**Teks Pilihan**
______________________________
Etika Max Scheler adalah etika
nilai. Nilai itu bersifat material dan apriori. Nilai itu material karena nilai
itu mempunyai isi atau kualitas, dan nilai itu apriori karena nilai itu telah
ada dan didapat sebelum pengalaman terjadi (aposteriori). Pengalaman hanya
menjadi sebuah sarana realisasi nilai-nilai. Lebih lanjut, manusia dalam
hidupnya mencari nilai-nilai tertinggi dalam hidupnya dan bukan manusia pembuat
nilai itu. Ia mendapat nilai-nilai itu dari fenomenologi atau realitas yang ada
karena nilai-nilai itu menampakkan dirinya. Cara menangkap nilai itu bukan
dengan pikiran tetapi dengan perasaan intensional. Konsekuensi dari pencarian
nilai itu adalah pencarian nilai-nilai dalam manusia melahirkan kewajiban untuk
mencapai nilai.
______________________________
**Data yang Diberikan**
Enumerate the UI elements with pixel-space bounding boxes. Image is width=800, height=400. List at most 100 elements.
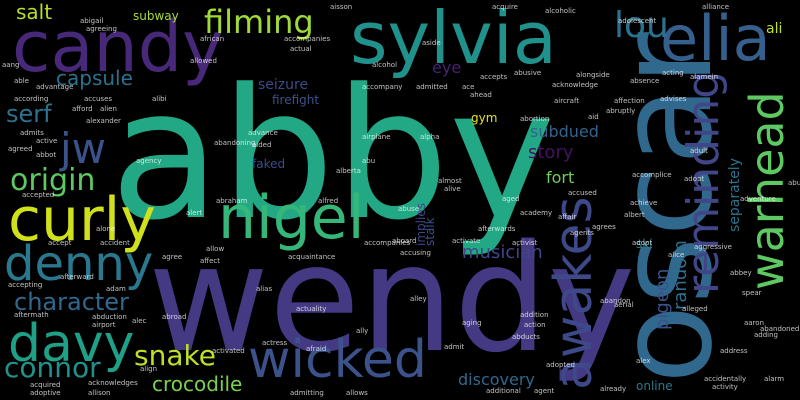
______________________________
**Perintah 1**
Jawab singkat berdasarkan teks tentang etika Max Scheler:
(a) Mengapa nilai disebut material?
(b) Dengan apa nilai ditangkap?
(c) Apa yang dilahirkan oleh pencarian nilai-nilai dalam manusia?
**Perintah 2**
Salin kata demi kata bagian teks tentang etika Max Scheler dari "Etika Max Scheler" sampai "mencapai nilai.".
Gunakan teks ini saja sebagai dasar jawaban.

**Hasil Tugas 1**
(a) Karena nilai mempunyai isi atau kualitas.
(b) Dengan perasaan intensional, bukan dengan pikiran.
(c) Kewajiban untuk mencapai nilai.

**Hasil Tugas 2**
Etika Max Scheler adalah etika
nilai. Nilai itu bersifat material dan apriori. Nilai itu material karena nilai
itu mempunyai isi atau kualitas, dan nilai itu apriori karena nilai itu telah
ada dan didapat sebelum pengalaman terjadi (aposteriori). Pengalaman hanya
menjadi sebuah sarana realisasi nilai-nilai. Lebih lanjut, manusia dalam
hidupnya mencari nilai-nilai tertinggi dalam hidupnya dan bukan manusia pembuat
nilai itu. Ia mendapat nilai-nilai itu dari fenomenologi atau realitas yang ada
karena nilai-nilai itu menampakkan dirinya. Cara menangkap nilai itu bukan
dengan pikiran tetapi dengan perasaan intensional. Konsekuensi dari pencarian
nilai itu adalah pencarian nilai-nilai dalam manusia melahirkan kewajiban untuk
mencapai nilai.